----- Provided entries

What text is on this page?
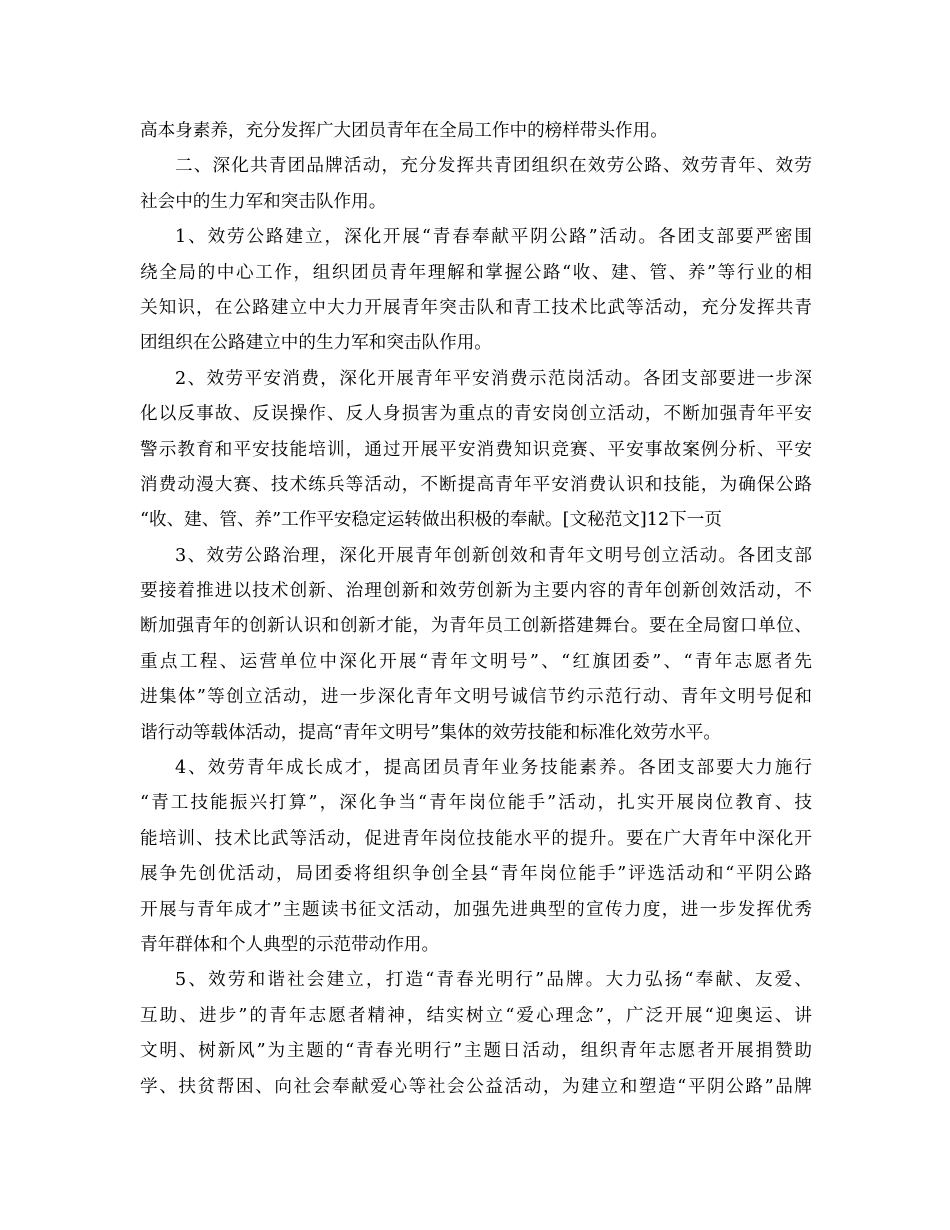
高本身素养，充分发挥广大团员青年在全局工作中的榜样带头作用。
二、深化共青团品牌活动，充分发挥共青团组织在效劳公路、效劳青年、效劳
社会中的生力军和突击队作用。
1、效劳公路建立，深化开展“青春奉献平阴公路”活动。各团支部要严密围
绕全局的中心工作，组织团员青年理解和掌握公路“收、建、管、养”等行业的相
关知识，在公路建立中大力开展青年突击队和青工技术比武等活动，充分发挥共青
团组织在公路建立中的生力军和突击队作用。
2、效劳平安消费，深化开展青年平安消费示范岗活动。各团支部要进一步深
化以反事故、反误操作、反人身损害为重点的青安岗创立活动，不断加强青年平安
警示教育和平安技能培训，通过开展平安消费知识竞赛、平安事故案例分析、平安
消费动漫大赛、技术练兵等活动，不断提高青年平安消费认识和技能，为确保公路
“收、建、管、养”工作平安稳定运转做出积极的奉献。[文秘范文]12下一页
3、效劳公路治理，深化开展青年创新创效和青年文明号创立活动。各团支部
要接着推进以技术创新、治理创新和效劳创新为主要内容的青年创新创效活动，不
断加强青年的创新认识和创新才能，为青年员工创新搭建舞台。要在全局窗口单位、
重点工程、运营单位中深化开展“青年文明号”、“红旗团委”、“青年志愿者先
进集体”等创立活动，进一步深化青年文明号诚信节约示范行动、青年文明号促和
谐行动等载体活动，提高“青年文明号”集体的效劳技能和标准化效劳水平。
4、效劳青年成长成才，提高团员青年业务技能素养。各团支部要大力施行
“青工技能振兴打算”，深化争当“青年岗位能手”活动，扎实开展岗位教育、技
能培训、技术比武等活动，促进青年岗位技能水平的提升。要在广大青年中深化开
展争先创优活动，局团委将组织争创全县“青年岗位能手”评选活动和“平阴公路
开展与青年成才”主题读书征文活动，加强先进典型的宣传力度，进一步发挥优秀
青年群体和个人典型的示范带动作用。
5、效劳和谐社会建立，打造“青春光明行”品牌。大力弘扬“奉献、友爱、
互助、进步”的青年志愿者精神，结实树立“爱心理念”，广泛开展“迎奥运、讲
文明、树新风”为主题的“青春光明行”主题日活动，组织青年志愿者开展捐赞助
学、扶贫帮困、向社会奉献爱心等社会公益活动，为建立和塑造“平阴公路”品牌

----------

> Problem to work on
Transcribe the material exactly, keeping every word and none of the pictures.

> Solution for this exercise
What text is on this page?
高本身素养，充分发挥广大团员青年在全局工作中的榜样带头作用。
二、深化共青团品牌活动，充分发挥共青团组织在效劳公路、效劳青年、效劳
社会中的生力军和突击队作用。
1、效劳公路建立，深化开展“青春奉献平阴公路”活动。各团支部要严密围
绕全局的中心工作，组织团员青年理解和掌握公路“收、建、管、养”等行业的相
关知识，在公路建立中大力开展青年突击队和青工技术比武等活动，充分发挥共青
团组织在公路建立中的生力军和突击队作用。
2、效劳平安消费，深化开展青年平安消费示范岗活动。各团支部要进一步深
化以反事故、反误操作、反人身损害为重点的青安岗创立活动，不断加强青年平安
警示教育和平安技能培训，通过开展平安消费知识竞赛、平安事故案例分析、平安
消费动漫大赛、技术练兵等活动，不断提高青年平安消费认识和技能，为确保公路
“收、建、管、养”工作平安稳定运转做出积极的奉献。[文秘范文]12下一页
3、效劳公路治理，深化开展青年创新创效和青年文明号创立活动。各团支部
要接着推进以技术创新、治理创新和效劳创新为主要内容的青年创新创效活动，不
断加强青年的创新认识和创新才能，为青年员工创新搭建舞台。要在全局窗口单位、
重点工程、运营单位中深化开展“青年文明号”、“红旗团委”、“青年志愿者先
进集体”等创立活动，进一步深化青年文明号诚信节约示范行动、青年文明号促和
谐行动等载体活动，提高“青年文明号”集体的效劳技能和标准化效劳水平。
4、效劳青年成长成才，提高团员青年业务技能素养。各团支部要大力施行
“青工技能振兴打算”，深化争当“青年岗位能手”活动，扎实开展岗位教育、技
能培训、技术比武等活动，促进青年岗位技能水平的提升。要在广大青年中深化开
展争先创优活动，局团委将组织争创全县“青年岗位能手”评选活动和“平阴公路
开展与青年成才”主题读书征文活动，加强先进典型的宣传力度，进一步发挥优秀
青年群体和个人典型的示范带动作用。
5、效劳和谐社会建立，打造“青春光明行”品牌。大力弘扬“奉献、友爱、
互助、进步”的青年志愿者精神，结实树立“爱心理念”，广泛开展“迎奥运、讲
文明、树新风”为主题的“青春光明行”主题日活动，组织青年志愿者开展捐赞助
学、扶贫帮困、向社会奉献爱心等社会公益活动，为建立和塑造“平阴公路”品牌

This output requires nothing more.